# EXERCISE BRIEF
Pick out each line with the word "access" from the material that follows.
-- Begin --
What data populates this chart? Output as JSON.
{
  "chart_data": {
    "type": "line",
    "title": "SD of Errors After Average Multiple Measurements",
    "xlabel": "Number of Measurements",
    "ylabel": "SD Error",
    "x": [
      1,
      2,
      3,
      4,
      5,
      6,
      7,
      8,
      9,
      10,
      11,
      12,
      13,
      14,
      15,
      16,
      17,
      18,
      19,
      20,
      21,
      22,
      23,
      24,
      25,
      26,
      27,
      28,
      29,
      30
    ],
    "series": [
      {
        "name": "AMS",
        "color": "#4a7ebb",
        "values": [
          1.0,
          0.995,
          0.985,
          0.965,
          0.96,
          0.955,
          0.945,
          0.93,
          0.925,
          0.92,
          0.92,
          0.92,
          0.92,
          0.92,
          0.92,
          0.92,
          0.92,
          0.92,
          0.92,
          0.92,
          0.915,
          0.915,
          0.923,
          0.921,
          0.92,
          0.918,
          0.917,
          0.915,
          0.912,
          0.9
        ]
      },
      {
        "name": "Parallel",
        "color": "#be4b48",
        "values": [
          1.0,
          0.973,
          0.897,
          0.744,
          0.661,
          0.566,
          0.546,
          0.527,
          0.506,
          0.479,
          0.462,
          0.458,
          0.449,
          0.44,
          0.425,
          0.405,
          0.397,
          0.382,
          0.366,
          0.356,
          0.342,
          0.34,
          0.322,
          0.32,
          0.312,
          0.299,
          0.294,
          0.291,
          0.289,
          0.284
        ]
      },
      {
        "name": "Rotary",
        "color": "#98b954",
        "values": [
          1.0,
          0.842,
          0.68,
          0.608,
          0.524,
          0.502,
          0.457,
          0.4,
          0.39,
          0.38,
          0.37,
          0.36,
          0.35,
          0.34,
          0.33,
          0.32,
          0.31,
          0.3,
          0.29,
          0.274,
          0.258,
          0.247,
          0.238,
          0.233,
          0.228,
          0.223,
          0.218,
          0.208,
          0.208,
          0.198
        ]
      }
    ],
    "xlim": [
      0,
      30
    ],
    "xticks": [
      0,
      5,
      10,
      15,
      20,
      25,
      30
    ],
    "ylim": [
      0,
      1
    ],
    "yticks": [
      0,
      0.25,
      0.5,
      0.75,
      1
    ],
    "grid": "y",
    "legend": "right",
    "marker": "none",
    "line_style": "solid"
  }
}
-- End --
-- Begin --
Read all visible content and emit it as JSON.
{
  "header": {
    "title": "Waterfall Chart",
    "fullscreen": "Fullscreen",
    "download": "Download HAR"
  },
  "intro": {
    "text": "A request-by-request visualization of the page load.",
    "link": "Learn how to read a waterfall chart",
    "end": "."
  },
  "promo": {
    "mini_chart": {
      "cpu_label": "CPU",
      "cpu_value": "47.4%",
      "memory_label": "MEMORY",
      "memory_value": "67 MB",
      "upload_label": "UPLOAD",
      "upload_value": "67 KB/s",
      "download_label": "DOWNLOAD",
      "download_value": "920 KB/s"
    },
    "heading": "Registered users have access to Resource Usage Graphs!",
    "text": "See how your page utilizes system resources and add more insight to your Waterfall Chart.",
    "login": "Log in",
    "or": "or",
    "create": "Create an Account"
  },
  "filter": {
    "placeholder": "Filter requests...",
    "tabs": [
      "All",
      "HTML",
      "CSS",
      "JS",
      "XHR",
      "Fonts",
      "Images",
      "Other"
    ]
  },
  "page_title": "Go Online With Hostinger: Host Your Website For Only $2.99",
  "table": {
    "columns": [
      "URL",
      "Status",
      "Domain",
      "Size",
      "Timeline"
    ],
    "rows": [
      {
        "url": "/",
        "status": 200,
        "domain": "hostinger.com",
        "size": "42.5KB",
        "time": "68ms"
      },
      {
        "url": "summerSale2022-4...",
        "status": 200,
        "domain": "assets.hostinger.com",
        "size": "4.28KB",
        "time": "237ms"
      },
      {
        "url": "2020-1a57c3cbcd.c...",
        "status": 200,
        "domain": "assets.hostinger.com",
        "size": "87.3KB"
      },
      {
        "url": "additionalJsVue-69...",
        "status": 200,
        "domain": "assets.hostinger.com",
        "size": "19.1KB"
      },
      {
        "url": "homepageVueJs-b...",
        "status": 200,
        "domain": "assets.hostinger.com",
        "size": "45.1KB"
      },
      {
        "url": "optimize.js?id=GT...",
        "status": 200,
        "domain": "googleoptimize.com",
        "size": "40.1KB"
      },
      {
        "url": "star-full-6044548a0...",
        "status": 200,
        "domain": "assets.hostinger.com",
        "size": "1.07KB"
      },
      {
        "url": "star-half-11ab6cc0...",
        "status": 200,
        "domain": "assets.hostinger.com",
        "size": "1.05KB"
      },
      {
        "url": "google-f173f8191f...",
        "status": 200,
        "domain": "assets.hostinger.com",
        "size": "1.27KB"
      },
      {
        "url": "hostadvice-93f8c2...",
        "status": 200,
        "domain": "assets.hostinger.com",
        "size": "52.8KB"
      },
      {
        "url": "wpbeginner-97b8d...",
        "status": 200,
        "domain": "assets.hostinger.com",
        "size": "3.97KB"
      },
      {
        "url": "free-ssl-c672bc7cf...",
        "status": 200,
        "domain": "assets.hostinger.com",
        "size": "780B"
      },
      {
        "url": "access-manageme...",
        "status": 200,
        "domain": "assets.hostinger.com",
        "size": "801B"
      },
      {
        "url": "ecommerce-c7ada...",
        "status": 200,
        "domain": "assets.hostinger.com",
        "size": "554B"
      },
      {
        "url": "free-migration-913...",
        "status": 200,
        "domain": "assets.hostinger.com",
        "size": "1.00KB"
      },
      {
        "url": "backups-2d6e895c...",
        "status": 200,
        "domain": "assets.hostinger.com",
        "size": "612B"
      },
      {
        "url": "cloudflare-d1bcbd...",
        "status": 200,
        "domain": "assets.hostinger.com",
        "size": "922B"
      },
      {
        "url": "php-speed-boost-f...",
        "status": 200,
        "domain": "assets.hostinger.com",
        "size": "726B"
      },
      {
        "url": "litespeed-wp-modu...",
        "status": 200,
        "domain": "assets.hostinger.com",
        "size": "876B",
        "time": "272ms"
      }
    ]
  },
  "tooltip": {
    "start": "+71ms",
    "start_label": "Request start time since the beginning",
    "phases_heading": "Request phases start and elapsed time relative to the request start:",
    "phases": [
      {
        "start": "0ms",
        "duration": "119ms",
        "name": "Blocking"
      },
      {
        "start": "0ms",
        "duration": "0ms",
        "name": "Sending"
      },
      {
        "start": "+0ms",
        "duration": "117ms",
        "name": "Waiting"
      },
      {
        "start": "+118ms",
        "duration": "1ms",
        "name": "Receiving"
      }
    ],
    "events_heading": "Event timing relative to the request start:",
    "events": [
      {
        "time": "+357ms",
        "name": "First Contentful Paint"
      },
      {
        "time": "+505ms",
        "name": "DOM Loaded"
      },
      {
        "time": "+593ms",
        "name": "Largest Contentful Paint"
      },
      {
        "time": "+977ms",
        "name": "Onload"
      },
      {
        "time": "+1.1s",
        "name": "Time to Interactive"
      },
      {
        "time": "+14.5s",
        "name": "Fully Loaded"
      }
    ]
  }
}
-- End --
-- Begin --
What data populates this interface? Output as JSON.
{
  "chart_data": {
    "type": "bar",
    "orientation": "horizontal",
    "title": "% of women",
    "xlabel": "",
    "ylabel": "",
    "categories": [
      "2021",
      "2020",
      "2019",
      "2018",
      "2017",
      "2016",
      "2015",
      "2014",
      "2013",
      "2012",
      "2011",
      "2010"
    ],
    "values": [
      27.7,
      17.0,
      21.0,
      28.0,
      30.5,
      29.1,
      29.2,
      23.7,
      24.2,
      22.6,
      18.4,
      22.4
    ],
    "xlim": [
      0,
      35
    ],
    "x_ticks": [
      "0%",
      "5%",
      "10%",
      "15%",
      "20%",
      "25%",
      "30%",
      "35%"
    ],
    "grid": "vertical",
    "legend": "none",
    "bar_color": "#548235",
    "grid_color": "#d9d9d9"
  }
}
-- End --
# IN RESPONSE
    "heading": "Registered users have access to Resource Usage Graphs!",
        "url": "access-manageme...",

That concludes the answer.